GOAL :: Write out the data again in full, exactly as it reads.

━━━

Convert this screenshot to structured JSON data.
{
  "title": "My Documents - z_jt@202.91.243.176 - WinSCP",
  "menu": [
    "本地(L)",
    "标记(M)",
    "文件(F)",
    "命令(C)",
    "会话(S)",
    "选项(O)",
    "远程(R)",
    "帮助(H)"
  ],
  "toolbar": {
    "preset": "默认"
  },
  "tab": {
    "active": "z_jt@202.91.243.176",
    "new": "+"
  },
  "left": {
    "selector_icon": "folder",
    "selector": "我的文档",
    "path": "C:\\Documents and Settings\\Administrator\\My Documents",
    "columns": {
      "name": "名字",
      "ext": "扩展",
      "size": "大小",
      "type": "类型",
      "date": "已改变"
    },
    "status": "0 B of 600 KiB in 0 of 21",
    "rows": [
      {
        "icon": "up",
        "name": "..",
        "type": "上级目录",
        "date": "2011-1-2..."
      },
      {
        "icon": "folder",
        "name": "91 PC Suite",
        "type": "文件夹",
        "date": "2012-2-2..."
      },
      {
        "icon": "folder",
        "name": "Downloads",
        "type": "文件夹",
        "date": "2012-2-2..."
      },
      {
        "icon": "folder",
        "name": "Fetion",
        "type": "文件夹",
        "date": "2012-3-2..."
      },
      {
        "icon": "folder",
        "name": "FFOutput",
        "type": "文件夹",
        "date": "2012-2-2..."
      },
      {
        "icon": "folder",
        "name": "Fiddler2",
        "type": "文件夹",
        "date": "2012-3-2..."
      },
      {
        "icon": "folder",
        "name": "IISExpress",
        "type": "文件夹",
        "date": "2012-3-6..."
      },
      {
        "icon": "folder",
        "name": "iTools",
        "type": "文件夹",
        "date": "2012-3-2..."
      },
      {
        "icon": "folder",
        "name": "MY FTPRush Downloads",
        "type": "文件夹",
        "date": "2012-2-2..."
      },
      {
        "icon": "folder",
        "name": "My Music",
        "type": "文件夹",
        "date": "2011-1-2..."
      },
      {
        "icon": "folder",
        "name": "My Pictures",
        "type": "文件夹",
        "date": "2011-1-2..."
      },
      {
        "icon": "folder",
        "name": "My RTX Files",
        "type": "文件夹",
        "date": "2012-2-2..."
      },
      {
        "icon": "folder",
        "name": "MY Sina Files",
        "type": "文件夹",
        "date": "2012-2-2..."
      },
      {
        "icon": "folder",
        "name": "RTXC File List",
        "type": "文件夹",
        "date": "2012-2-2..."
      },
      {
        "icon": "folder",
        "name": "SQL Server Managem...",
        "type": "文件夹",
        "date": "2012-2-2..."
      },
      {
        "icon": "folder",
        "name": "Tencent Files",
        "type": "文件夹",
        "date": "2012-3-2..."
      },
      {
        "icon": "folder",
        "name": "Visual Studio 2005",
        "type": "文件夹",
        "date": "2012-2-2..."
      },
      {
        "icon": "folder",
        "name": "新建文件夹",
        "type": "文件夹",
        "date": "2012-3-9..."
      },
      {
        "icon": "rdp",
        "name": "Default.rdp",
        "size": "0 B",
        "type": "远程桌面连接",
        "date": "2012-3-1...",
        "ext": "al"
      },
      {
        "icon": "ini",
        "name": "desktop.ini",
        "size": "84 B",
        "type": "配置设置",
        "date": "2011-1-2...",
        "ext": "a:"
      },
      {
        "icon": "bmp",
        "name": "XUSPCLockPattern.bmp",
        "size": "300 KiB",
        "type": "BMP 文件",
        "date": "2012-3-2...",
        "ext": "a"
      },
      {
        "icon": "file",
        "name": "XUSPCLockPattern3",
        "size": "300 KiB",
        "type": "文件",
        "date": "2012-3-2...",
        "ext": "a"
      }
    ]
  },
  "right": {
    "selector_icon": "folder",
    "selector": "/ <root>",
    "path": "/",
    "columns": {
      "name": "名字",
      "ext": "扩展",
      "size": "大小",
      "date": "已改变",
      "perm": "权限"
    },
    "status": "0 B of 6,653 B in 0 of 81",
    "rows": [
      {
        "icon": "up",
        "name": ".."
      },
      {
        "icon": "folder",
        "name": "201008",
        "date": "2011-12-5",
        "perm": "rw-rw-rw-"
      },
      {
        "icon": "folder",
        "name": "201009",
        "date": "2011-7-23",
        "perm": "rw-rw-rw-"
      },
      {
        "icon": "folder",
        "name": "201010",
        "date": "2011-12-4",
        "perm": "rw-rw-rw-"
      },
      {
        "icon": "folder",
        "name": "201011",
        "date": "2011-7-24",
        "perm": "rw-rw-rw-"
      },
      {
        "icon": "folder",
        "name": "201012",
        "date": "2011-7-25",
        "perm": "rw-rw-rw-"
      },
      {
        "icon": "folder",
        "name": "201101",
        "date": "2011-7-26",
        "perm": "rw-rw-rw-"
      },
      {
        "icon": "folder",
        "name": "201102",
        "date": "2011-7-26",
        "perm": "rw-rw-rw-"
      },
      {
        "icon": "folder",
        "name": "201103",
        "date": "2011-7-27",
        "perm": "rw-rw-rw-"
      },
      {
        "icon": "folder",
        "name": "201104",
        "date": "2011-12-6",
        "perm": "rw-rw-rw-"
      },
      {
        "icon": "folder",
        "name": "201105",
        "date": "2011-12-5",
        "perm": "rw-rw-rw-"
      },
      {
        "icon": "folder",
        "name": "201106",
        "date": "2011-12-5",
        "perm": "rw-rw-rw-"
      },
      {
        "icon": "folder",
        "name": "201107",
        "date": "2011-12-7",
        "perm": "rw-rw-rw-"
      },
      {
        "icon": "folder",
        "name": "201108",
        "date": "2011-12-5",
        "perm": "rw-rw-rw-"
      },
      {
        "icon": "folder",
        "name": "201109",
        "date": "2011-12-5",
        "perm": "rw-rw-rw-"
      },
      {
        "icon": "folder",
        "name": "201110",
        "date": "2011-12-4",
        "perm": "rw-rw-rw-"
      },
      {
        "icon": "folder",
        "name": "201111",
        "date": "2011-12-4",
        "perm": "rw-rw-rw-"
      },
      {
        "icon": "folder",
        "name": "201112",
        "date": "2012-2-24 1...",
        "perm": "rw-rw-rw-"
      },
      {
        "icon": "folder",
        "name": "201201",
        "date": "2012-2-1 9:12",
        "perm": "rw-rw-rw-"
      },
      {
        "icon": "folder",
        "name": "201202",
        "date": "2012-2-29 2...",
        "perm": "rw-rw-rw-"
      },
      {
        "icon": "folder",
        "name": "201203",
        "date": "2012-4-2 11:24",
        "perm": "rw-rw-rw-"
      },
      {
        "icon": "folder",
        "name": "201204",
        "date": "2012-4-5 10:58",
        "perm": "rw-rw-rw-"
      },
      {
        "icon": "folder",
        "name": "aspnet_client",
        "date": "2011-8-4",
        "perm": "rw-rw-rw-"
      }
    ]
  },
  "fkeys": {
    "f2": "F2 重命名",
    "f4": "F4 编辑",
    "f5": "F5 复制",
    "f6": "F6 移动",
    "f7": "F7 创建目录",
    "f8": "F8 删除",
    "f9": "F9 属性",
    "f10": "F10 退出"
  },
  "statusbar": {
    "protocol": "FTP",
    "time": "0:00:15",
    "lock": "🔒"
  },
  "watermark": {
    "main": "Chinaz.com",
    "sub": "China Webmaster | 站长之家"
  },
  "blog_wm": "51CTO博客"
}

━━━

OUTPUT OF THE TASK ::
Convert this screenshot to structured JSON data.
{
  "title": "My Documents - z_jt@202.91.243.176 - WinSCP",
  "menu": [
    "本地(L)",
    "标记(M)",
    "文件(F)",
    "命令(C)",
    "会话(S)",
    "选项(O)",
    "远程(R)",
    "帮助(H)"
  ],
  "toolbar": {
    "preset": "默认"
  },
  "tab": {
    "active": "z_jt@202.91.243.176",
    "new": "+"
  },
  "left": {
    "selector_icon": "folder",
    "selector": "我的文档",
    "path": "C:\\Documents and Settings\\Administrator\\My Documents",
    "columns": {
      "name": "名字",
      "ext": "扩展",
      "size": "大小",
      "type": "类型",
      "date": "已改变"
    },
    "status": "0 B of 600 KiB in 0 of 21",
    "rows": [
      {
        "icon": "up",
        "name": "..",
        "type": "上级目录",
        "date": "2011-1-2..."
      },
      {
        "icon": "folder",
        "name": "91 PC Suite",
        "type": "文件夹",
        "date": "2012-2-2..."
      },
      {
        "icon": "folder",
        "name": "Downloads",
        "type": "文件夹",
        "date": "2012-2-2..."
      },
      {
        "icon": "folder",
        "name": "Fetion",
        "type": "文件夹",
        "date": "2012-3-2..."
      },
      {
        "icon": "folder",
        "name": "FFOutput",
        "type": "文件夹",
        "date": "2012-2-2..."
      },
      {
        "icon": "folder",
        "name": "Fiddler2",
        "type": "文件夹",
        "date": "2012-3-2..."
      },
      {
        "icon": "folder",
        "name": "IISExpress",
        "type": "文件夹",
        "date": "2012-3-6..."
      },
      {
        "icon": "folder",
        "name": "iTools",
        "type": "文件夹",
        "date": "2012-3-2..."
      },
      {
        "icon": "folder",
        "name": "MY FTPRush Downloads",
        "type": "文件夹",
        "date": "2012-2-2..."
      },
      {
        "icon": "folder",
        "name": "My Music",
        "type": "文件夹",
        "date": "2011-1-2..."
      },
      {
        "icon": "folder",
        "name": "My Pictures",
        "type": "文件夹",
        "date": "2011-1-2..."
      },
      {
        "icon": "folder",
        "name": "My RTX Files",
        "type": "文件夹",
        "date": "2012-2-2..."
      },
      {
        "icon": "folder",
        "name": "MY Sina Files",
        "type": "文件夹",
        "date": "2012-2-2..."
      },
      {
        "icon": "folder",
        "name": "RTXC File List",
        "type": "文件夹",
        "date": "2012-2-2..."
      },
      {
        "icon": "folder",
        "name": "SQL Server Managem...",
        "type": "文件夹",
        "date": "2012-2-2..."
      },
      {
        "icon": "folder",
        "name": "Tencent Files",
        "type": "文件夹",
        "date": "2012-3-2..."
      },
      {
        "icon": "folder",
        "name": "Visual Studio 2005",
        "type": "文件夹",
        "date": "2012-2-2..."
      },
      {
        "icon": "folder",
        "name": "新建文件夹",
        "type": "文件夹",
        "date": "2012-3-9..."
      },
      {
        "icon": "rdp",
        "name": "Default.rdp",
        "size": "0 B",
        "type": "远程桌面连接",
        "date": "2012-3-1...",
        "ext": "al"
      },
      {
        "icon": "ini",
        "name": "desktop.ini",
        "size": "84 B",
        "type": "配置设置",
        "date": "2011-1-2...",
        "ext": "a:"
      },
      {
        "icon": "bmp",
        "name": "XUSPCLockPattern.bmp",
        "size": "300 KiB",
        "type": "BMP 文件",
        "date": "2012-3-2...",
        "ext": "a"
      },
      {
        "icon": "file",
        "name": "XUSPCLockPattern3",
        "size": "300 KiB",
        "type": "文件",
        "date": "2012-3-2...",
        "ext": "a"
      }
    ]
  },
  "right": {
    "selector_icon": "folder",
    "selector": "/ <root>",
    "path": "/",
    "columns": {
      "name": "名字",
      "ext": "扩展",
      "size": "大小",
      "date": "已改变",
      "perm": "权限"
    },
    "status": "0 B of 6,653 B in 0 of 81",
    "rows": [
      {
        "icon": "up",
        "name": ".."
      },
      {
        "icon": "folder",
        "name": "201008",
        "date": "2011-12-5",
        "perm": "rw-rw-rw-"
      },
      {
        "icon": "folder",
        "name": "201009",
        "date": "2011-7-23",
        "perm": "rw-rw-rw-"
      },
      {
        "icon": "folder",
        "name": "201010",
        "date": "2011-12-4",
        "perm": "rw-rw-rw-"
      },
      {
        "icon": "folder",
        "name": "201011",
        "date": "2011-7-24",
        "perm": "rw-rw-rw-"
      },
      {
        "icon": "folder",
        "name": "201012",
        "date": "2011-7-25",
        "perm": "rw-rw-rw-"
      },
      {
        "icon": "folder",
        "name": "201101",
        "date": "2011-7-26",
        "perm": "rw-rw-rw-"
      },
      {
        "icon": "folder",
        "name": "201102",
        "date": "2011-7-26",
        "perm": "rw-rw-rw-"
      },
      {
        "icon": "folder",
        "name": "201103",
        "date": "2011-7-27",
        "perm": "rw-rw-rw-"
      },
      {
        "icon": "folder",
        "name": "201104",
        "date": "2011-12-6",
        "perm": "rw-rw-rw-"
      },
      {
        "icon": "folder",
        "name": "201105",
        "date": "2011-12-5",
        "perm": "rw-rw-rw-"
      },
      {
        "icon": "folder",
        "name": "201106",
        "date": "2011-12-5",
        "perm": "rw-rw-rw-"
      },
      {
        "icon": "folder",
        "name": "201107",
        "date": "2011-12-7",
        "perm": "rw-rw-rw-"
      },
      {
        "icon": "folder",
        "name": "201108",
        "date": "2011-12-5",
        "perm": "rw-rw-rw-"
      },
      {
        "icon": "folder",
        "name": "201109",
        "date": "2011-12-5",
        "perm": "rw-rw-rw-"
      },
      {
        "icon": "folder",
        "name": "201110",
        "date": "2011-12-4",
        "perm": "rw-rw-rw-"
      },
      {
        "icon": "folder",
        "name": "201111",
        "date": "2011-12-4",
        "perm": "rw-rw-rw-"
      },
      {
        "icon": "folder",
        "name": "201112",
        "date": "2012-2-24 1...",
        "perm": "rw-rw-rw-"
      },
      {
        "icon": "folder",
        "name": "201201",
        "date": "2012-2-1 9:12",
        "perm": "rw-rw-rw-"
      },
      {
        "icon": "folder",
        "name": "201202",
        "date": "2012-2-29 2...",
        "perm": "rw-rw-rw-"
      },
      {
        "icon": "folder",
        "name": "201203",
        "date": "2012-4-2 11:24",
        "perm": "rw-rw-rw-"
      },
      {
        "icon": "folder",
        "name": "201204",
        "date": "2012-4-5 10:58",
        "perm": "rw-rw-rw-"
      },
      {
        "icon": "folder",
        "name": "aspnet_client",
        "date": "2011-8-4",
        "perm": "rw-rw-rw-"
      }
    ]
  },
  "fkeys": {
    "f2": "F2 重命名",
    "f4": "F4 编辑",
    "f5": "F5 复制",
    "f6": "F6 移动",
    "f7": "F7 创建目录",
    "f8": "F8 删除",
    "f9": "F9 属性",
    "f10": "F10 退出"
  },
  "statusbar": {
    "protocol": "FTP",
    "time": "0:00:15",
    "lock": "🔒"
  },
  "watermark": {
    "main": "Chinaz.com",
    "sub": "China Webmaster | 站长之家"
  },
  "blog_wm": "51CTO博客"
}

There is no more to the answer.